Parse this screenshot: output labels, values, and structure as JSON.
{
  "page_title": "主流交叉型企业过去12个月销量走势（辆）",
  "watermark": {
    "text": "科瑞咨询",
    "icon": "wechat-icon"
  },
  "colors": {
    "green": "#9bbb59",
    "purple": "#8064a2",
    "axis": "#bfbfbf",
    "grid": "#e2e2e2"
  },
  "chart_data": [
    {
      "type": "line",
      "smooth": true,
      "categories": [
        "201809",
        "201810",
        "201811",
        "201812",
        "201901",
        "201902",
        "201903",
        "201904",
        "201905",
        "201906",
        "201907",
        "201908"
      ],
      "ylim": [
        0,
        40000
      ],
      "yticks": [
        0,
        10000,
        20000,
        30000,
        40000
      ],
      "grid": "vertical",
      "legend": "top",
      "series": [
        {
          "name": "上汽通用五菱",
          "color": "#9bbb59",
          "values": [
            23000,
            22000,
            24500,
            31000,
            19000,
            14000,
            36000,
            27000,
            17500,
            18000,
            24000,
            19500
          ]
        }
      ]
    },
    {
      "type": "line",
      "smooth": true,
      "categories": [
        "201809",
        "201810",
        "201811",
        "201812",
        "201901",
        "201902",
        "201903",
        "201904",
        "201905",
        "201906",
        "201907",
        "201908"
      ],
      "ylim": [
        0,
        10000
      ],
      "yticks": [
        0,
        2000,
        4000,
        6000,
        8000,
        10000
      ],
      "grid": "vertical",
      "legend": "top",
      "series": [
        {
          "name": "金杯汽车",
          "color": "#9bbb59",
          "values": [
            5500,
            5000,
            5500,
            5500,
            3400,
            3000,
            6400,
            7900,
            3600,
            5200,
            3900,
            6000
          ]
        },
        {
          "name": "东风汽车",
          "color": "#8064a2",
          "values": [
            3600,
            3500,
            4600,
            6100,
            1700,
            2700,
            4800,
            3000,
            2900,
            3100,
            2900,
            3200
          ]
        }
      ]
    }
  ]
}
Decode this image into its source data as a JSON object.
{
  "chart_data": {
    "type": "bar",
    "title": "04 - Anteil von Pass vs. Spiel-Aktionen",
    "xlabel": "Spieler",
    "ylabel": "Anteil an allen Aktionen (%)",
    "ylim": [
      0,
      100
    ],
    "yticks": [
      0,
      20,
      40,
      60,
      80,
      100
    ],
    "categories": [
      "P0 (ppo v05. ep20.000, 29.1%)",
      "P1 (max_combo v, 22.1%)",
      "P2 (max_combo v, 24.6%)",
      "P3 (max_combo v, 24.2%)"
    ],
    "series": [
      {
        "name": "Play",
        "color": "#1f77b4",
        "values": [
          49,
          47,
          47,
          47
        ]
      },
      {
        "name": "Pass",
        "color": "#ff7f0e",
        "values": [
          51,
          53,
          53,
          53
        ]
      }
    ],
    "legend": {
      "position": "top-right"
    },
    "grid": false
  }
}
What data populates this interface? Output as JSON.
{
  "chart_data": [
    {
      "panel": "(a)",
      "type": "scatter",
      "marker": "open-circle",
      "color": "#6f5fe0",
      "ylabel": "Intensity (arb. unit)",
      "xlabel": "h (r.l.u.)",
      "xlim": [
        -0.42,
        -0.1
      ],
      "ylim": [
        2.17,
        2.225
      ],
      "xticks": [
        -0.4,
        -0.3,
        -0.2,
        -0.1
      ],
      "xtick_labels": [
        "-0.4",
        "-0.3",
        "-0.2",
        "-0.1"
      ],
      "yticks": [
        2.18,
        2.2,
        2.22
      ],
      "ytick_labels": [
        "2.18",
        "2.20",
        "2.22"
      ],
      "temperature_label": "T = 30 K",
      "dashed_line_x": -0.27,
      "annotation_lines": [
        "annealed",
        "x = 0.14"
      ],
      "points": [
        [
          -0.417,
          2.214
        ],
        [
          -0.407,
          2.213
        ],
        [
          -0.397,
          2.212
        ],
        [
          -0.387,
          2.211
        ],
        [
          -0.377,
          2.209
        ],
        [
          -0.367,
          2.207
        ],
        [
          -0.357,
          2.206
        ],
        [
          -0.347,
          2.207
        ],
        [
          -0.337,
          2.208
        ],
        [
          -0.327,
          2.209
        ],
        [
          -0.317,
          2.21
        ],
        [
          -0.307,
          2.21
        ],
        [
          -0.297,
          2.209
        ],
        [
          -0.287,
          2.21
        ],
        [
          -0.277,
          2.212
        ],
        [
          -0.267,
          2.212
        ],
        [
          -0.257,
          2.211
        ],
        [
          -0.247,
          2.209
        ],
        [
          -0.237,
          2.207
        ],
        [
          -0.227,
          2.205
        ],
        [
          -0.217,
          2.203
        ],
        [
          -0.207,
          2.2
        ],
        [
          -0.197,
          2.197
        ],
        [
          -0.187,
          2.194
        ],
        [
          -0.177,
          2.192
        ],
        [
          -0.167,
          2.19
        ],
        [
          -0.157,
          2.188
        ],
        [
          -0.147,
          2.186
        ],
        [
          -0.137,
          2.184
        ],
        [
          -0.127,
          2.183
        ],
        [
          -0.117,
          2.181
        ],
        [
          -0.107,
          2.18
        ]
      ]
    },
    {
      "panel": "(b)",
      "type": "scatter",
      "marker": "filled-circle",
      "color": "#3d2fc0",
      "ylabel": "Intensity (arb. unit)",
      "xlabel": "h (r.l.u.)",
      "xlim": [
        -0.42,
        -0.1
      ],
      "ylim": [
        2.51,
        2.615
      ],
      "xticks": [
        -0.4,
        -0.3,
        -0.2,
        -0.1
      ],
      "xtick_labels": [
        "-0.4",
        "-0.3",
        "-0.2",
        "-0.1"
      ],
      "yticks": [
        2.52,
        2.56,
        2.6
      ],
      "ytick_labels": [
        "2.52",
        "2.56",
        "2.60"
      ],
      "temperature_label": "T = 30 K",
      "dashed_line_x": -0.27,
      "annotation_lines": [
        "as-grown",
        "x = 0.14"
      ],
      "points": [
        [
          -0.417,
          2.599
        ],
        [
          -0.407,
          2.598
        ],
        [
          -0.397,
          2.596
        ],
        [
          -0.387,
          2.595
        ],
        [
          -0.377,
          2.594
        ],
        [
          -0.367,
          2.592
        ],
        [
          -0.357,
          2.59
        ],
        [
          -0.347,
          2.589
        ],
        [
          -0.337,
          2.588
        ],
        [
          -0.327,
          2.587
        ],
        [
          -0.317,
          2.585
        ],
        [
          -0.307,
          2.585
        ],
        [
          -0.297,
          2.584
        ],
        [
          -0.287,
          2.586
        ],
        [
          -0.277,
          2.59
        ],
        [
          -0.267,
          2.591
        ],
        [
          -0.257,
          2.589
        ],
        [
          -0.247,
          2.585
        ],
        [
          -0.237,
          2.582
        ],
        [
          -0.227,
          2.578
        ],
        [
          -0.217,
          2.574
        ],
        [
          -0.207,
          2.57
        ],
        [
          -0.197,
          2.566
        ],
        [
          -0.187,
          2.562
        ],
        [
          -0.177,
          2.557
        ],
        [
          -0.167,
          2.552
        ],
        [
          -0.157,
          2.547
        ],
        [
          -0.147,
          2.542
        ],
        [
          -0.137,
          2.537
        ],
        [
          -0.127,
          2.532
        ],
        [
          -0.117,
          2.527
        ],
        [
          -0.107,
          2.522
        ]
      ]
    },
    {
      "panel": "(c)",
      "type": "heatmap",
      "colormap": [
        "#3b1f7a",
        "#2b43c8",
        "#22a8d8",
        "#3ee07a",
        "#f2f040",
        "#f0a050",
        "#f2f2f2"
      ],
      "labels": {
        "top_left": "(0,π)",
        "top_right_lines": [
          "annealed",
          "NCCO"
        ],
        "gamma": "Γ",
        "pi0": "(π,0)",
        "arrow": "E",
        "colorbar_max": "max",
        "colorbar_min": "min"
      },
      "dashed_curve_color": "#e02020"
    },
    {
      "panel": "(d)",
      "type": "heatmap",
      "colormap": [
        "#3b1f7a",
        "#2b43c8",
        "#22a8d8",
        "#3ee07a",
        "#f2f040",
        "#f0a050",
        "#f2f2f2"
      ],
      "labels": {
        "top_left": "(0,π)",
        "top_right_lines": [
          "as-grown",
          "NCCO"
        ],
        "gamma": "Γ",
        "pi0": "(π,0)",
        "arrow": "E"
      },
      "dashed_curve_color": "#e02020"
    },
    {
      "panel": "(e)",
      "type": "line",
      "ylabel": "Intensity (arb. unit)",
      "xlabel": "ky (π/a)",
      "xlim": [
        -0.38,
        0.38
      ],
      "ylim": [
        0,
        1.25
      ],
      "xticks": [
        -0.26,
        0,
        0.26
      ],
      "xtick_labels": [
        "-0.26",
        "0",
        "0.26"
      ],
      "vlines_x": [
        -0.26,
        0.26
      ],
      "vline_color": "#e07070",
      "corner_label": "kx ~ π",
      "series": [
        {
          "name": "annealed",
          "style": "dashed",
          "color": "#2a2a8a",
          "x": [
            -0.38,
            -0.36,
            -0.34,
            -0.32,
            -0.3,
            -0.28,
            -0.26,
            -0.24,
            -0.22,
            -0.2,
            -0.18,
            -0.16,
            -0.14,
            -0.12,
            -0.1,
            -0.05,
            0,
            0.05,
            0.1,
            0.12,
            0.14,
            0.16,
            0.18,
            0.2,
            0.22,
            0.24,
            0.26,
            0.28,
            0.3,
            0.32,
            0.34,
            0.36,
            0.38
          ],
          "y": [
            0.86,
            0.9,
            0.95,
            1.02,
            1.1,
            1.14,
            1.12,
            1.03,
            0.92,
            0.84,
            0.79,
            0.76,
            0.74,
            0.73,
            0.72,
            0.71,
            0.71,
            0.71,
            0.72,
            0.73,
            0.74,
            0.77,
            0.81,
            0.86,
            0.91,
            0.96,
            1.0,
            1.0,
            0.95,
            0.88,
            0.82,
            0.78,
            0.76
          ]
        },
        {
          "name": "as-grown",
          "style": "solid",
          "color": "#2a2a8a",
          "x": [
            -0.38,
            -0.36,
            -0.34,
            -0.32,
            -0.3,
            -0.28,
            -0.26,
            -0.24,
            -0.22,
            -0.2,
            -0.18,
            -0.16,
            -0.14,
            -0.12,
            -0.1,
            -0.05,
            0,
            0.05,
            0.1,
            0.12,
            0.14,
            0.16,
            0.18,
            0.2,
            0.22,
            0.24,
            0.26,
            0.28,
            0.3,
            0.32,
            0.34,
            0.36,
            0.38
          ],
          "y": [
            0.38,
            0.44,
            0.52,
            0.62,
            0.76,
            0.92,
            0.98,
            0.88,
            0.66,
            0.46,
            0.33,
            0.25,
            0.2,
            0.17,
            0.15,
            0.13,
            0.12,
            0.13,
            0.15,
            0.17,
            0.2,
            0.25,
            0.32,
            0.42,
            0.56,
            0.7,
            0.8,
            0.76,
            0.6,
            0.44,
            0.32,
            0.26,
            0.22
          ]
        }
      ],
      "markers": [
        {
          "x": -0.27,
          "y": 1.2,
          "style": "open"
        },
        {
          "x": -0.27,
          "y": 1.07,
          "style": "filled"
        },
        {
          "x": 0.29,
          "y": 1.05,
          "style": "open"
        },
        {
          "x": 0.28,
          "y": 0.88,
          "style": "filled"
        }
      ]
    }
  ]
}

## TASK DESCRIPTION
Select every line in the records above that contains the word "circle".

## EXERCISE ANSWER
      "marker": "open-circle",
      "marker": "filled-circle",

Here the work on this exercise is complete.